Stored items
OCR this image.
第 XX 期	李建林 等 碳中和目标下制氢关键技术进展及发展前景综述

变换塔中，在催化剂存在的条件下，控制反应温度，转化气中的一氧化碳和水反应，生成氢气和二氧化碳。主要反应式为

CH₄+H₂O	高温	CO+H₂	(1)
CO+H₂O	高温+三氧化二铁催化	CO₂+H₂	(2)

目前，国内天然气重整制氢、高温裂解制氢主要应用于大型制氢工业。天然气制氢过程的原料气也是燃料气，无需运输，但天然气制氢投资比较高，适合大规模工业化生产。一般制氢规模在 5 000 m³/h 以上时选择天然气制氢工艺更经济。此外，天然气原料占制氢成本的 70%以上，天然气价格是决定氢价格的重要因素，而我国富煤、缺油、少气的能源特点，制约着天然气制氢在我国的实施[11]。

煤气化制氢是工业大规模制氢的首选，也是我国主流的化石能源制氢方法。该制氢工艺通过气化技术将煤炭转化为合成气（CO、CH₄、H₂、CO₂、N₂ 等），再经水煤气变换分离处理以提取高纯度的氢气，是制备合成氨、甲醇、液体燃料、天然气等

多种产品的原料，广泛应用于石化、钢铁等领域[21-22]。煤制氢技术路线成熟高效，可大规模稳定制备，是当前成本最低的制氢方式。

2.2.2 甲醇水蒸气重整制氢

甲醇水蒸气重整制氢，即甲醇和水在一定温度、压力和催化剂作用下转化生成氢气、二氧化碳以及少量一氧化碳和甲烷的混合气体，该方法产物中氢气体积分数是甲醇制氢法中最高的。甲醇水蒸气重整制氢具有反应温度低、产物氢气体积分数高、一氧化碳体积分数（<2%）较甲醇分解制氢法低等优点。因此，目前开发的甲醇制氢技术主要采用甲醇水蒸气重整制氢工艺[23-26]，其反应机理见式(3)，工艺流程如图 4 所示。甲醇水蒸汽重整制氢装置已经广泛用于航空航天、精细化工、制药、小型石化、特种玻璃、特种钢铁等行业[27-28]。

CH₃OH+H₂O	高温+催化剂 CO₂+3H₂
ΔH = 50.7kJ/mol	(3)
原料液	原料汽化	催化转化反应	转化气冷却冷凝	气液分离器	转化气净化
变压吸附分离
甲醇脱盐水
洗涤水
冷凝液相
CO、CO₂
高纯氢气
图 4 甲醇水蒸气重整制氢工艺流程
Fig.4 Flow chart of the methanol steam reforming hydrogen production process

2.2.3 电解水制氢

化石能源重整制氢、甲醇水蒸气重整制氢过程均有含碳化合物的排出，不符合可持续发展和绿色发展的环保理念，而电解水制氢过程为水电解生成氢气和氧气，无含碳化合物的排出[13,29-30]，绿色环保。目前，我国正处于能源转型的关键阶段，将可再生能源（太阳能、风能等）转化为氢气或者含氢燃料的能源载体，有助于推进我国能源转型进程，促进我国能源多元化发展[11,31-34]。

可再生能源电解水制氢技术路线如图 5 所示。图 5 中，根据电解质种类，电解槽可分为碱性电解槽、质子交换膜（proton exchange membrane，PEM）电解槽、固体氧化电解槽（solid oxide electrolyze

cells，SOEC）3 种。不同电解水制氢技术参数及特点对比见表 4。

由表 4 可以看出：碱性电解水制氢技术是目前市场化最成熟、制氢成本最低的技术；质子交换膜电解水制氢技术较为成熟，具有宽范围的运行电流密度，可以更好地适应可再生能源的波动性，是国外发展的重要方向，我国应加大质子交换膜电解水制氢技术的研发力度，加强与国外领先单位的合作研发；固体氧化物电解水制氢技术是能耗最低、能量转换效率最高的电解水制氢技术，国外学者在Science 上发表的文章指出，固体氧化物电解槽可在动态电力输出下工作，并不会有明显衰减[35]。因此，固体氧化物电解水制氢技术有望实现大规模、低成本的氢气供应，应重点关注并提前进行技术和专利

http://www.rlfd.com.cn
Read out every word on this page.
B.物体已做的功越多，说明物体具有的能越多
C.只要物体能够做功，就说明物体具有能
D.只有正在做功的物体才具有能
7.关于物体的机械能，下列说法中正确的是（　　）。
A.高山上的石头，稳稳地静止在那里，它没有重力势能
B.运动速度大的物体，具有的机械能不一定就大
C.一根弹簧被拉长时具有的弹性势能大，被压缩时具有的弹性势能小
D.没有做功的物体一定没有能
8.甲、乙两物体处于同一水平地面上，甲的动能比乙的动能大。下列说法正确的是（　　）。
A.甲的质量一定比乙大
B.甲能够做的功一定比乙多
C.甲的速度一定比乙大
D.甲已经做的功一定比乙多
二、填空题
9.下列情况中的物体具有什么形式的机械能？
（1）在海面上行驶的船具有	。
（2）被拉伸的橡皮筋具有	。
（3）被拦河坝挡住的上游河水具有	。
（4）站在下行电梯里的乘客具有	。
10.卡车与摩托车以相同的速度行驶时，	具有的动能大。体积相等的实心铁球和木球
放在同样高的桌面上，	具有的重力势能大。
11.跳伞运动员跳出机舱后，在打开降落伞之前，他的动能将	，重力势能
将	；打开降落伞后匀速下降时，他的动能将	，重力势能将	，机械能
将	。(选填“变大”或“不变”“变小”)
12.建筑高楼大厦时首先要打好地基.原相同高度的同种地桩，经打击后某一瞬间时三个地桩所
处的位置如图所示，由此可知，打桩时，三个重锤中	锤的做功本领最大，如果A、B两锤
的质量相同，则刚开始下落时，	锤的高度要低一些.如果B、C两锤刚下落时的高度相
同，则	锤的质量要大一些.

Instruction:
Copy each line exactly, from the line containing "Read out every word on this page." down to the last line of the material, and no other lines.

Complete response:
Read out every word on this page.
B.物体已做的功越多，说明物体具有的能越多
C.只要物体能够做功，就说明物体具有能
D.只有正在做功的物体才具有能
7.关于物体的机械能，下列说法中正确的是（　　）。
A.高山上的石头，稳稳地静止在那里，它没有重力势能
B.运动速度大的物体，具有的机械能不一定就大
C.一根弹簧被拉长时具有的弹性势能大，被压缩时具有的弹性势能小
D.没有做功的物体一定没有能
8.甲、乙两物体处于同一水平地面上，甲的动能比乙的动能大。下列说法正确的是（　　）。
A.甲的质量一定比乙大
B.甲能够做的功一定比乙多
C.甲的速度一定比乙大
D.甲已经做的功一定比乙多
二、填空题
9.下列情况中的物体具有什么形式的机械能？
（1）在海面上行驶的船具有	。
（2）被拉伸的橡皮筋具有	。
（3）被拦河坝挡住的上游河水具有	。
（4）站在下行电梯里的乘客具有	。
10.卡车与摩托车以相同的速度行驶时，	具有的动能大。体积相等的实心铁球和木球
放在同样高的桌面上，	具有的重力势能大。
11.跳伞运动员跳出机舱后，在打开降落伞之前，他的动能将	，重力势能
将	；打开降落伞后匀速下降时，他的动能将	，重力势能将	，机械能
将	。(选填“变大”或“不变”“变小”)
12.建筑高楼大厦时首先要打好地基.原相同高度的同种地桩，经打击后某一瞬间时三个地桩所
处的位置如图所示，由此可知，打桩时，三个重锤中	锤的做功本领最大，如果A、B两锤
的质量相同，则刚开始下落时，	锤的高度要低一些.如果B、C两锤刚下落时的高度相
同，则	锤的质量要大一些.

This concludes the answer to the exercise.